Stored items from a collection –
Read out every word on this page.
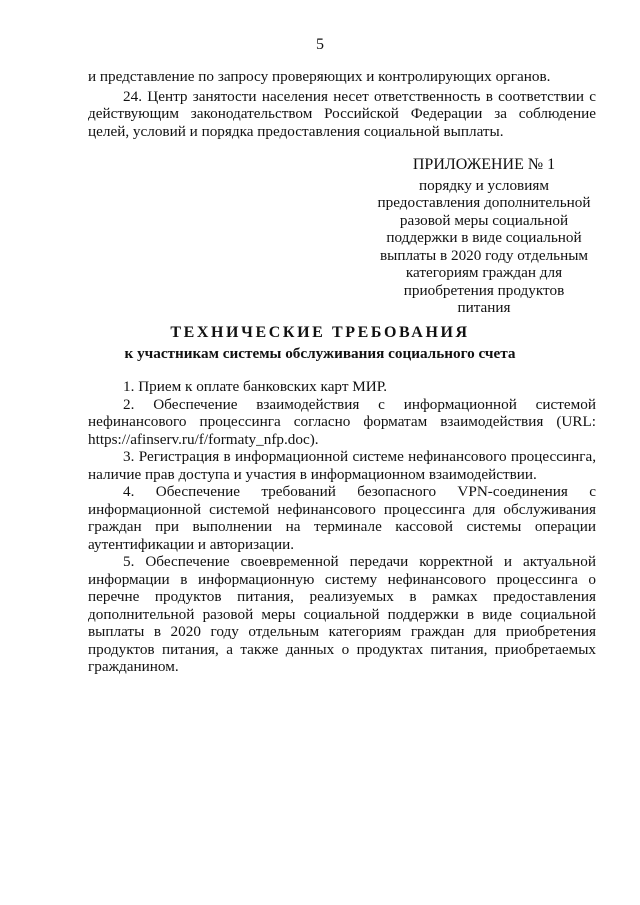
5

и представление по запросу проверяющих и контролирующих органов.

24. Центр занятости населения несет ответственность в соответствии с действующим законодательством Российской Федерации за соблюдение целей, условий и порядка предоставления социальной выплаты.

ПРИЛОЖЕНИЕ № 1
порядку и условиям
предоставления дополнительной
разовой меры социальной
поддержки в виде социальной
выплаты в 2020 году отдельным
категориям граждан для
приобретения продуктов
питания
ТЕХНИЧЕСКИЕ ТРЕБОВАНИЯ
к участникам системы обслуживания социального счета

1. Прием к оплате банковских карт МИР.

2. Обеспечение взаимодействия с информационной системой нефинансового процессинга согласно форматам взаимодействия (URL: https://afinserv.ru/f/formaty_nfp.doc).

3. Регистрация в информационной системе нефинансового процессинга, наличие прав доступа и участия в информационном взаимодействии.

4. Обеспечение требований безопасного VPN-соединения с информационной системой нефинансового процессинга для обслуживания граждан при выполнении на терминале кассовой системы операции аутентификации и авторизации.

5. Обеспечение своевременной передачи корректной и актуальной информации в информационную систему нефинансового процессинга о перечне продуктов питания, реализуемых в рамках предоставления дополнительной разовой меры социальной поддержки в виде социальной выплаты в 2020 году отдельным категориям граждан для приобретения продуктов питания, а также данных о продуктах питания, приобретаемых гражданином.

INSTRUCTIONS TO FOLLOW –
Repeat the records above exactly, leaving out any pictures they contain.

EXERCISE RESULT –
Read out every word on this page.
5

и представление по запросу проверяющих и контролирующих органов.

24. Центр занятости населения несет ответственность в соответствии с действующим законодательством Российской Федерации за соблюдение целей, условий и порядка предоставления социальной выплаты.

ПРИЛОЖЕНИЕ № 1
порядку и условиям
предоставления дополнительной
разовой меры социальной
поддержки в виде социальной
выплаты в 2020 году отдельным
категориям граждан для
приобретения продуктов
питания
ТЕХНИЧЕСКИЕ ТРЕБОВАНИЯ
к участникам системы обслуживания социального счета

1. Прием к оплате банковских карт МИР.

2. Обеспечение взаимодействия с информационной системой нефинансового процессинга согласно форматам взаимодействия (URL: https://afinserv.ru/f/formaty_nfp.doc).

3. Регистрация в информационной системе нефинансового процессинга, наличие прав доступа и участия в информационном взаимодействии.

4. Обеспечение требований безопасного VPN-соединения с информационной системой нефинансового процессинга для обслуживания граждан при выполнении на терминале кассовой системы операции аутентификации и авторизации.

5. Обеспечение своевременной передачи корректной и актуальной информации в информационную систему нефинансового процессинга о перечне продуктов питания, реализуемых в рамках предоставления дополнительной разовой меры социальной поддержки в виде социальной выплаты в 2020 году отдельным категориям граждан для приобретения продуктов питания, а также данных о продуктах питания, приобретаемых гражданином.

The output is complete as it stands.